[Dataset excerpt]
-- Begin --

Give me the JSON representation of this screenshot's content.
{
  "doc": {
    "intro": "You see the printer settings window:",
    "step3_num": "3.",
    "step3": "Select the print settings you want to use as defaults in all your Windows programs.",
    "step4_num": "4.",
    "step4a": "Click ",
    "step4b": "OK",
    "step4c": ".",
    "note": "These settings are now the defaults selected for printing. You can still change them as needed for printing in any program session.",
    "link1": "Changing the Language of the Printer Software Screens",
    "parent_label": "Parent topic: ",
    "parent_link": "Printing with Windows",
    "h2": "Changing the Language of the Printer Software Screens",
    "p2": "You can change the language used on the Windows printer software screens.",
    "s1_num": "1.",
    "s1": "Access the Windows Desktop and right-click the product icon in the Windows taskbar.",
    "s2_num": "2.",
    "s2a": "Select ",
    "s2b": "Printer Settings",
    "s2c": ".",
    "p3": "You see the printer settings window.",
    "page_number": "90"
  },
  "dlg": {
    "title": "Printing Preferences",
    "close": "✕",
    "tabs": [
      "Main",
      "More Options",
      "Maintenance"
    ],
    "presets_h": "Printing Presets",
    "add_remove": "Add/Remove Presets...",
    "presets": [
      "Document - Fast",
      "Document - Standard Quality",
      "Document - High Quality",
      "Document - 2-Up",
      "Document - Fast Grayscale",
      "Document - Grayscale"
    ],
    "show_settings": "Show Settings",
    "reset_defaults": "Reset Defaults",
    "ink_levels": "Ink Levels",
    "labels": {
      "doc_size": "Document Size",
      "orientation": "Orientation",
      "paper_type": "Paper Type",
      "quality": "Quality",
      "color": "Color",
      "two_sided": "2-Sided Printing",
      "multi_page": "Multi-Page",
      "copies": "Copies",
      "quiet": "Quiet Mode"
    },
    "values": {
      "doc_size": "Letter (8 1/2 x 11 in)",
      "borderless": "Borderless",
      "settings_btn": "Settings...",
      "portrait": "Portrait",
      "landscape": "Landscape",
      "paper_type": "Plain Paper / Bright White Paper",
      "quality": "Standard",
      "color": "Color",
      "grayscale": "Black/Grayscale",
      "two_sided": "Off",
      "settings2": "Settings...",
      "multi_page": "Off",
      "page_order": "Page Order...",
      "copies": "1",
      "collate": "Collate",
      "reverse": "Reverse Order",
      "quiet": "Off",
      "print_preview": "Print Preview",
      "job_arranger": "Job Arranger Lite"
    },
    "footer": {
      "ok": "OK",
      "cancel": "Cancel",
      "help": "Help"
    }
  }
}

-- End --

* [Problem description]: How many lines in the data contain the string "Windows"? Respond with the number only.

* [Task result]: 4